>> Start Records shown

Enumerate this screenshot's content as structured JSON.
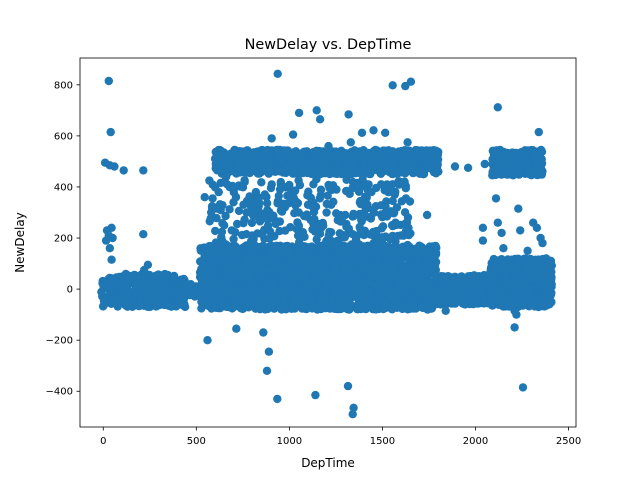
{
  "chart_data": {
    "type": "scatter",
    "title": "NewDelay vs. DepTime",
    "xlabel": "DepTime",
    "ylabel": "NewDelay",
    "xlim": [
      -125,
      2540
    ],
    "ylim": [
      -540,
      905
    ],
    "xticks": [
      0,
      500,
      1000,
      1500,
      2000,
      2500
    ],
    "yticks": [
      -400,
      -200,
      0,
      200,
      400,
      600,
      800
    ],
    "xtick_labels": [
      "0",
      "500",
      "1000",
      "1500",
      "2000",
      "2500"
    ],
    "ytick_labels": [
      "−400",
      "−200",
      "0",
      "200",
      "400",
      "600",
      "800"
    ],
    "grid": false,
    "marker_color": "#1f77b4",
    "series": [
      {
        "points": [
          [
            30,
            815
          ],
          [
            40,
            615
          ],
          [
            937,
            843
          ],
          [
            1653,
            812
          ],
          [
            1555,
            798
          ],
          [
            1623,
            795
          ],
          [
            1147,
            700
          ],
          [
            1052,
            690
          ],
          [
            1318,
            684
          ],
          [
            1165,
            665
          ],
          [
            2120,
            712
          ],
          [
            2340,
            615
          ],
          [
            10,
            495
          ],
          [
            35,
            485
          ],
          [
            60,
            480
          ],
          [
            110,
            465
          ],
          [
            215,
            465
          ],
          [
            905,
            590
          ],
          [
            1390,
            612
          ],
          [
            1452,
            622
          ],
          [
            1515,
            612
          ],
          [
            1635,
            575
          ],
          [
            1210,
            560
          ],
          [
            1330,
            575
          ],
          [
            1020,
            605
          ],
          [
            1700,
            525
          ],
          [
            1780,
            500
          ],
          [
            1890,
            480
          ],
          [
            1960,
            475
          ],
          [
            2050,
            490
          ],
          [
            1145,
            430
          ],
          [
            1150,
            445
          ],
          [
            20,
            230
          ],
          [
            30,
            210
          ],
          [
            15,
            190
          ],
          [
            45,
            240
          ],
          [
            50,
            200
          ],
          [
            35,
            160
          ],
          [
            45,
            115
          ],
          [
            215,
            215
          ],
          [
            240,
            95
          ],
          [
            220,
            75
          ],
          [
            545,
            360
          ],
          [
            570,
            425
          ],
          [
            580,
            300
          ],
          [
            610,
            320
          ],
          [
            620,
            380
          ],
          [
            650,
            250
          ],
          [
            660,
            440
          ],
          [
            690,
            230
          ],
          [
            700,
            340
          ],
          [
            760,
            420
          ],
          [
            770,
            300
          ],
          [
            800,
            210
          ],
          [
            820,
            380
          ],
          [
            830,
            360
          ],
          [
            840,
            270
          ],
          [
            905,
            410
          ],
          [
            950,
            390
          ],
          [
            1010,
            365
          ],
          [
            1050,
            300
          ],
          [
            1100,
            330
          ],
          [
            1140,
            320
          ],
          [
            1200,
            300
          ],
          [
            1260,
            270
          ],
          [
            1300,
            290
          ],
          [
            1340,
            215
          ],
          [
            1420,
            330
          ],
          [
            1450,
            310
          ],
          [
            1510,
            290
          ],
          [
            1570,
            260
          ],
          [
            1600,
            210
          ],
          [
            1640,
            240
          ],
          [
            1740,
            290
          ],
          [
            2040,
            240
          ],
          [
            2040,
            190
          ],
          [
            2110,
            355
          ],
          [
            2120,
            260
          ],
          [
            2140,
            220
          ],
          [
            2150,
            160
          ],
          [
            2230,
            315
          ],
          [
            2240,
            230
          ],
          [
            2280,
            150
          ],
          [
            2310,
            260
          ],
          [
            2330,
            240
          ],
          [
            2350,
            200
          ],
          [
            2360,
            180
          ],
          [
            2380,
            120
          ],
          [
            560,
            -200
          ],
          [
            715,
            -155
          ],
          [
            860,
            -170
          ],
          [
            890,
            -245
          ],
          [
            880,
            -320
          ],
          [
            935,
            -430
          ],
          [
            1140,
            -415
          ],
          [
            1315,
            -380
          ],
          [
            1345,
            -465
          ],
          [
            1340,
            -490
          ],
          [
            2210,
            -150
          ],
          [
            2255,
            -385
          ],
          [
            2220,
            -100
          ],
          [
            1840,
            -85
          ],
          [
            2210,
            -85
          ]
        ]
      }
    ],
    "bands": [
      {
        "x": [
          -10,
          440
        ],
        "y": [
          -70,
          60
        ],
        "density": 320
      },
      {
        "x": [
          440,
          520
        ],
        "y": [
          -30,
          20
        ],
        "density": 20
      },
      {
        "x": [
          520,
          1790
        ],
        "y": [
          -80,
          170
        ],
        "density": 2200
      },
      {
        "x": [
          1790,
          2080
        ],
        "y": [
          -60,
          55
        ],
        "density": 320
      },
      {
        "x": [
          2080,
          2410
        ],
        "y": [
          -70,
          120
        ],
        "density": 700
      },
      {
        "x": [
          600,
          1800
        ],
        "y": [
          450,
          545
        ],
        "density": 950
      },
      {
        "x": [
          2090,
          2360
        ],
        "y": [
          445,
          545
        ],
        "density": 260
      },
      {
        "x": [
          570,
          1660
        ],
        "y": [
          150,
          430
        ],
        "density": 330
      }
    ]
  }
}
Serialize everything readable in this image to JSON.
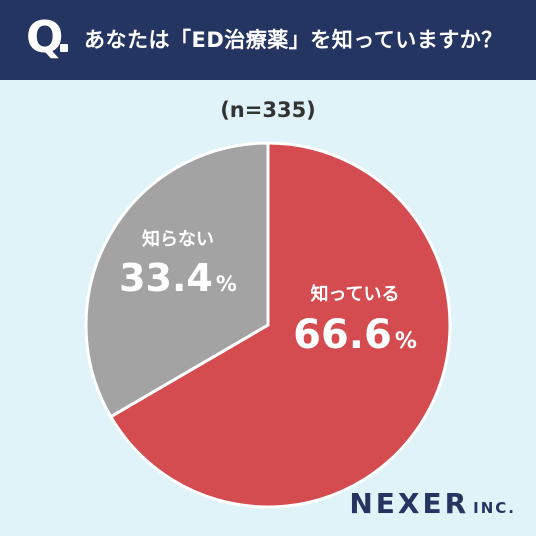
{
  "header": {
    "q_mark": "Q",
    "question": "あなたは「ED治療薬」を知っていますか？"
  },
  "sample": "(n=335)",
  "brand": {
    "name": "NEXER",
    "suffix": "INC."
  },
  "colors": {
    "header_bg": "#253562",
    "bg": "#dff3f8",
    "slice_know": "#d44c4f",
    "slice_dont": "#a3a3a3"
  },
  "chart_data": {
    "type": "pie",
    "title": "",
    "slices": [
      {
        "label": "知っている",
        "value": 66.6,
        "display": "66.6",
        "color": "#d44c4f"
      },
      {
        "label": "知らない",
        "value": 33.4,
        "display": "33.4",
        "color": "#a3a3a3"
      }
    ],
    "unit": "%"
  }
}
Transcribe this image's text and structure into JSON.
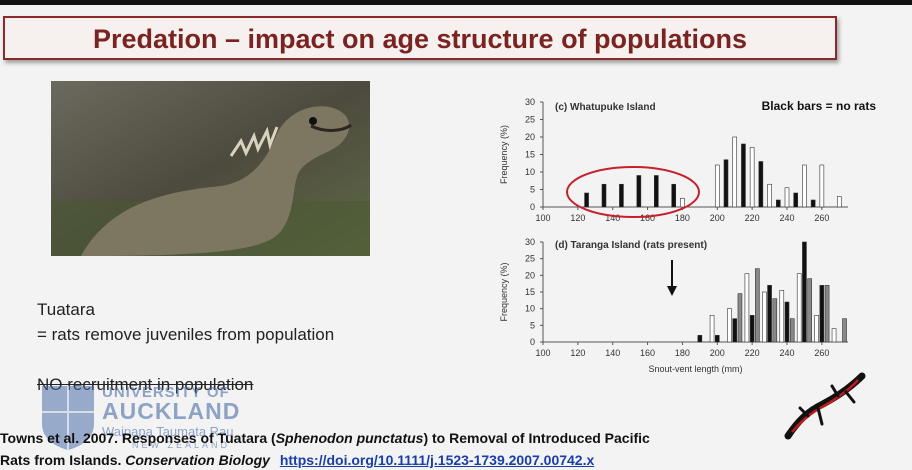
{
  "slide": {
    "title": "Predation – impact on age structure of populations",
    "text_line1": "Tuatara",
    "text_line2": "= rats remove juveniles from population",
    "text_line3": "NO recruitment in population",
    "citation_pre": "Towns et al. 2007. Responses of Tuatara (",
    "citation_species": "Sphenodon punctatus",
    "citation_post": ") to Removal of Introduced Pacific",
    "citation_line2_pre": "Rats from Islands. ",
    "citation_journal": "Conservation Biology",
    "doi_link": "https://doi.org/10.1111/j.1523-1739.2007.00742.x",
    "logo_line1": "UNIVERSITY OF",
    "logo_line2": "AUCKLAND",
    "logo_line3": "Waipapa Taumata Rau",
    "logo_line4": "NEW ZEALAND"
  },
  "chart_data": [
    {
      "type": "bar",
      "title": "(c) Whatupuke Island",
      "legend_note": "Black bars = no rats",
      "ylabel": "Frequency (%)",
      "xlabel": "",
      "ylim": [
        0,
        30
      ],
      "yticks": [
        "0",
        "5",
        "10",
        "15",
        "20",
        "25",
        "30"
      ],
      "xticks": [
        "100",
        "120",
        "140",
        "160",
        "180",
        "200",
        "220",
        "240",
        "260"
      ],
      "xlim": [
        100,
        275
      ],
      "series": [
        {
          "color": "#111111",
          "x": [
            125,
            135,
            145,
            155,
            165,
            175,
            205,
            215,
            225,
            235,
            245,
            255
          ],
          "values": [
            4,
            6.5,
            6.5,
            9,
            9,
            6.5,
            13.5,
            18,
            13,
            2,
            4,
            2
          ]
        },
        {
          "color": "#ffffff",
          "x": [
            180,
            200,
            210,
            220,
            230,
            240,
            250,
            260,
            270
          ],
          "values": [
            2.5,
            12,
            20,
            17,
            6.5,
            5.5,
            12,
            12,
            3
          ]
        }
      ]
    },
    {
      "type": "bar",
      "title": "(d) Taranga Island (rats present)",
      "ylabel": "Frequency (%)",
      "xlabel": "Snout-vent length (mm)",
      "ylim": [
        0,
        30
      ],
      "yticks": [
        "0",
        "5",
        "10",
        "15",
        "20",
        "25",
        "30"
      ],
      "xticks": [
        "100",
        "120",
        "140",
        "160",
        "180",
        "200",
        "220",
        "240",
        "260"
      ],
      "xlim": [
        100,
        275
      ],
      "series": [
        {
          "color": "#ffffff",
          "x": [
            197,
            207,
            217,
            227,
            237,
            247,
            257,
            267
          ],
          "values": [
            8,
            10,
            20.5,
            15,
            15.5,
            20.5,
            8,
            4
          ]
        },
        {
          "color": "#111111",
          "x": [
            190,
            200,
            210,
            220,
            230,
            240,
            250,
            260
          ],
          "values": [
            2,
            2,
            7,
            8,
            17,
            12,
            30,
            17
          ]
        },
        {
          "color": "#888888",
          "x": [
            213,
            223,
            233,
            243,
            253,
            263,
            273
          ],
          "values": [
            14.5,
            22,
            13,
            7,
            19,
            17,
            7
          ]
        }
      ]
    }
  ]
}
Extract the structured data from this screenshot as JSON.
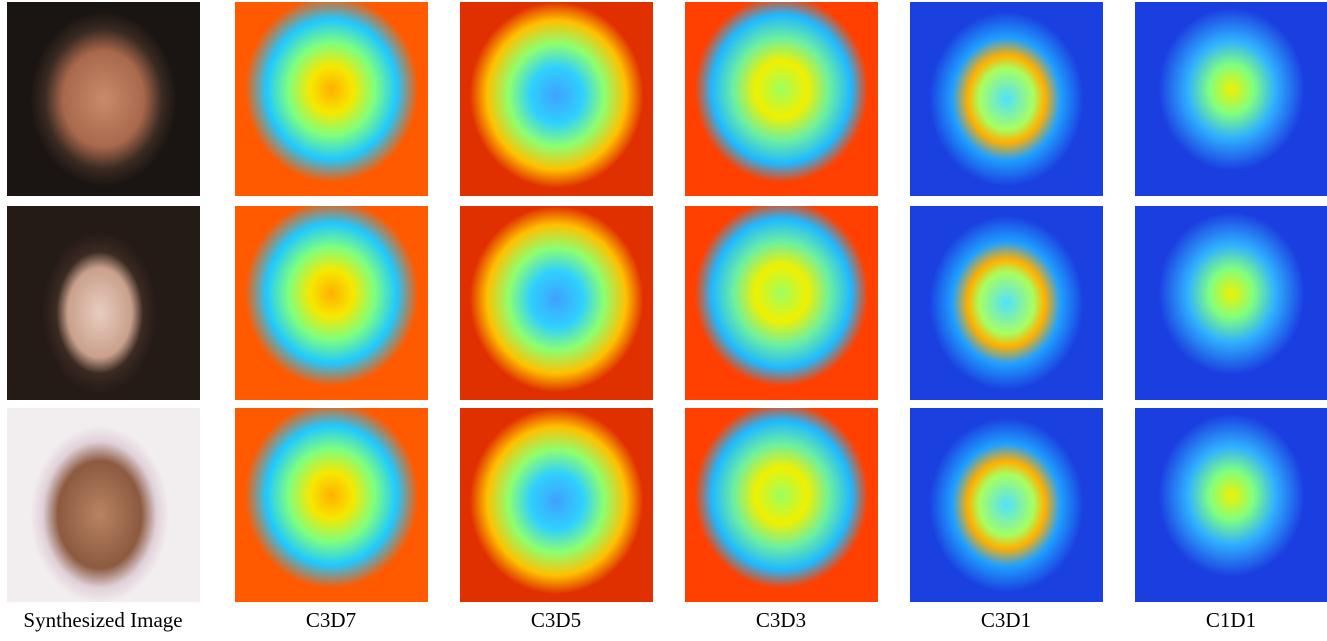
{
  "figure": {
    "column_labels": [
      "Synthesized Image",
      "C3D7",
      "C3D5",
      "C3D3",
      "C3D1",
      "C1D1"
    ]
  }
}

>> End Records shown

What to work on – Select from the material above each line in which the string "NewDelay" appears, and list those lines.

Finished answer –
    "title": "NewDelay vs. DepTime",
    "ylabel": "NewDelay",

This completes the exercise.